Retype every entry in its entirety, without alteration.
───── Data in this exercise
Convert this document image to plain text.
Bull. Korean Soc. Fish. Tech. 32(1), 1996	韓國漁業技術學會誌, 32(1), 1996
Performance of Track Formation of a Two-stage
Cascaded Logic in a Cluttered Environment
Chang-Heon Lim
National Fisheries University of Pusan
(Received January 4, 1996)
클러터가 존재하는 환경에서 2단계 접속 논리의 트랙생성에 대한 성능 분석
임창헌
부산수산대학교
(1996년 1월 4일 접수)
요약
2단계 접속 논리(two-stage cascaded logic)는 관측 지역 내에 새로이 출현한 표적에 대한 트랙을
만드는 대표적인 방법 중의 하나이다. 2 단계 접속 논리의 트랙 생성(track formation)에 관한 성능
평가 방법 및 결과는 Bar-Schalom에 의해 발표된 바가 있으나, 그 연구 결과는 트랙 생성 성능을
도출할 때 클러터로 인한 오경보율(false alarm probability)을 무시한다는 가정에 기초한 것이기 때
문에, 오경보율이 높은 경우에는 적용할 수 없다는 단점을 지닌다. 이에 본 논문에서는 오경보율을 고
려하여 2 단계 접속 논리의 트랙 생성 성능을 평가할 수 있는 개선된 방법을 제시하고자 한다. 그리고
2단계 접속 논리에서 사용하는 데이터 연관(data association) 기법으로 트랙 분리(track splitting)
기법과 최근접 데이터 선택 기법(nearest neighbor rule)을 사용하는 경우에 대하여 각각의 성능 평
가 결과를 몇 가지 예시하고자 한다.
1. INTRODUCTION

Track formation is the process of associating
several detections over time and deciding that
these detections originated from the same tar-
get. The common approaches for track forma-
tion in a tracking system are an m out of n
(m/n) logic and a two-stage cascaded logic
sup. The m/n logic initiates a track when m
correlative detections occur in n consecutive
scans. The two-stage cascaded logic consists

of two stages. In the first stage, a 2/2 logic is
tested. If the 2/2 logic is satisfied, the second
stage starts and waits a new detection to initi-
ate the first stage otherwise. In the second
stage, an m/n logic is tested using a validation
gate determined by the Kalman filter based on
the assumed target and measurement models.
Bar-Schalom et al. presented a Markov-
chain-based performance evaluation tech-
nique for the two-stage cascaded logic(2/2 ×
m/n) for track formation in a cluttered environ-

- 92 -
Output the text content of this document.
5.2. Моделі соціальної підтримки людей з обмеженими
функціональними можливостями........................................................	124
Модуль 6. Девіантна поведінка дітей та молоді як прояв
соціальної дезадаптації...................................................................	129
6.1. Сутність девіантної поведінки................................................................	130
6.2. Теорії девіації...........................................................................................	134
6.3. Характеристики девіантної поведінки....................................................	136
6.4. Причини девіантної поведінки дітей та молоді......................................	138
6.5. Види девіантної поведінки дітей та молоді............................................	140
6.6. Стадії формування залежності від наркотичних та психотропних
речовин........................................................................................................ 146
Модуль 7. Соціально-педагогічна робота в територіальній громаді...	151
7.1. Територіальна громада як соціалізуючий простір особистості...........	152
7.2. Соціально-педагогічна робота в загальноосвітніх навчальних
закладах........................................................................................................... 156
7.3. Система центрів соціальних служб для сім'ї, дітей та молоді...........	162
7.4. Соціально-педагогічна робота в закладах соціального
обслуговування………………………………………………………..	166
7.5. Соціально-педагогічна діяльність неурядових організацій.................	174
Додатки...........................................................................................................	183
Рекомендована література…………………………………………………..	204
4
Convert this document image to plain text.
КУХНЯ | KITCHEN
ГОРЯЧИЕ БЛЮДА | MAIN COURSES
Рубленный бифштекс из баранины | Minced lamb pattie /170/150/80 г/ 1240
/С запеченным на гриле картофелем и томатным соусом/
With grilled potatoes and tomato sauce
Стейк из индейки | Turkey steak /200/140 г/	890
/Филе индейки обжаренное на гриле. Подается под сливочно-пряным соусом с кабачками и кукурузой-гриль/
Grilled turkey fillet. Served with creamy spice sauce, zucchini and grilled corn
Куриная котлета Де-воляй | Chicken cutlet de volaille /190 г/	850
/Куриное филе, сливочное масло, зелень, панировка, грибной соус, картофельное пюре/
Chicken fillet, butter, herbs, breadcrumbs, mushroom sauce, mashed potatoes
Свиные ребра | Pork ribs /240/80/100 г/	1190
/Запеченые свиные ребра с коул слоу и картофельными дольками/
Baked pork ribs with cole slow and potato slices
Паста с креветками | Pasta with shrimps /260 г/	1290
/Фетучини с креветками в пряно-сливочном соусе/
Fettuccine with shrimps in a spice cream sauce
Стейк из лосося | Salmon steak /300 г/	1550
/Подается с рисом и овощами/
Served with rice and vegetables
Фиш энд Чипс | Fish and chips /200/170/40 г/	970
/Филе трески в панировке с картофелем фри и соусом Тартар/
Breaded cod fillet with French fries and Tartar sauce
──────────
◆ **The completed task**
Convert this document image to plain text.
Bull. Korean Soc. Fish. Tech. 32(1), 1996	韓國漁業技術學會誌, 32(1), 1996
Performance of Track Formation of a Two-stage
Cascaded Logic in a Cluttered Environment
Chang-Heon Lim
National Fisheries University of Pusan
(Received January 4, 1996)
클러터가 존재하는 환경에서 2단계 접속 논리의 트랙생성에 대한 성능 분석
임창헌
부산수산대학교
(1996년 1월 4일 접수)
요약
2단계 접속 논리(two-stage cascaded logic)는 관측 지역 내에 새로이 출현한 표적에 대한 트랙을
만드는 대표적인 방법 중의 하나이다. 2 단계 접속 논리의 트랙 생성(track formation)에 관한 성능
평가 방법 및 결과는 Bar-Schalom에 의해 발표된 바가 있으나, 그 연구 결과는 트랙 생성 성능을
도출할 때 클러터로 인한 오경보율(false alarm probability)을 무시한다는 가정에 기초한 것이기 때
문에, 오경보율이 높은 경우에는 적용할 수 없다는 단점을 지닌다. 이에 본 논문에서는 오경보율을 고
려하여 2 단계 접속 논리의 트랙 생성 성능을 평가할 수 있는 개선된 방법을 제시하고자 한다. 그리고
2단계 접속 논리에서 사용하는 데이터 연관(data association) 기법으로 트랙 분리(track splitting)
기법과 최근접 데이터 선택 기법(nearest neighbor rule)을 사용하는 경우에 대하여 각각의 성능 평
가 결과를 몇 가지 예시하고자 한다.
1. INTRODUCTION

Track formation is the process of associating
several detections over time and deciding that
these detections originated from the same tar-
get. The common approaches for track forma-
tion in a tracking system are an m out of n
(m/n) logic and a two-stage cascaded logic
sup. The m/n logic initiates a track when m
correlative detections occur in n consecutive
scans. The two-stage cascaded logic consists

of two stages. In the first stage, a 2/2 logic is
tested. If the 2/2 logic is satisfied, the second
stage starts and waits a new detection to initi-
ate the first stage otherwise. In the second
stage, an m/n logic is tested using a validation
gate determined by the Kalman filter based on
the assumed target and measurement models.
Bar-Schalom et al. presented a Markov-
chain-based performance evaluation tech-
nique for the two-stage cascaded logic(2/2 ×
m/n) for track formation in a cluttered environ-

- 92 -
Output the text content of this document.
5.2. Моделі соціальної підтримки людей з обмеженими
функціональними можливостями........................................................	124
Модуль 6. Девіантна поведінка дітей та молоді як прояв
соціальної дезадаптації...................................................................	129
6.1. Сутність девіантної поведінки................................................................	130
6.2. Теорії девіації...........................................................................................	134
6.3. Характеристики девіантної поведінки....................................................	136
6.4. Причини девіантної поведінки дітей та молоді......................................	138
6.5. Види девіантної поведінки дітей та молоді............................................	140
6.6. Стадії формування залежності від наркотичних та психотропних
речовин........................................................................................................ 146
Модуль 7. Соціально-педагогічна робота в територіальній громаді...	151
7.1. Територіальна громада як соціалізуючий простір особистості...........	152
7.2. Соціально-педагогічна робота в загальноосвітніх навчальних
закладах........................................................................................................... 156
7.3. Система центрів соціальних служб для сім'ї, дітей та молоді...........	162
7.4. Соціально-педагогічна робота в закладах соціального
обслуговування………………………………………………………..	166
7.5. Соціально-педагогічна діяльність неурядових організацій.................	174
Додатки...........................................................................................................	183
Рекомендована література…………………………………………………..	204
4
Convert this document image to plain text.
КУХНЯ | KITCHEN
ГОРЯЧИЕ БЛЮДА | MAIN COURSES
Рубленный бифштекс из баранины | Minced lamb pattie /170/150/80 г/ 1240
/С запеченным на гриле картофелем и томатным соусом/
With grilled potatoes and tomato sauce
Стейк из индейки | Turkey steak /200/140 г/	890
/Филе индейки обжаренное на гриле. Подается под сливочно-пряным соусом с кабачками и кукурузой-гриль/
Grilled turkey fillet. Served with creamy spice sauce, zucchini and grilled corn
Куриная котлета Де-воляй | Chicken cutlet de volaille /190 г/	850
/Куриное филе, сливочное масло, зелень, панировка, грибной соус, картофельное пюре/
Chicken fillet, butter, herbs, breadcrumbs, mushroom sauce, mashed potatoes
Свиные ребра | Pork ribs /240/80/100 г/	1190
/Запеченые свиные ребра с коул слоу и картофельными дольками/
Baked pork ribs with cole slow and potato slices
Паста с креветками | Pasta with shrimps /260 г/	1290
/Фетучини с креветками в пряно-сливочном соусе/
Fettuccine with shrimps in a spice cream sauce
Стейк из лосося | Salmon steak /300 г/	1550
/Подается с рисом и овощами/
Served with rice and vegetables
Фиш энд Чипс | Fish and chips /200/170/40 г/	970
/Филе трески в панировке с картофелем фри и соусом Тартар/
Breaded cod fillet with French fries and Tartar sauce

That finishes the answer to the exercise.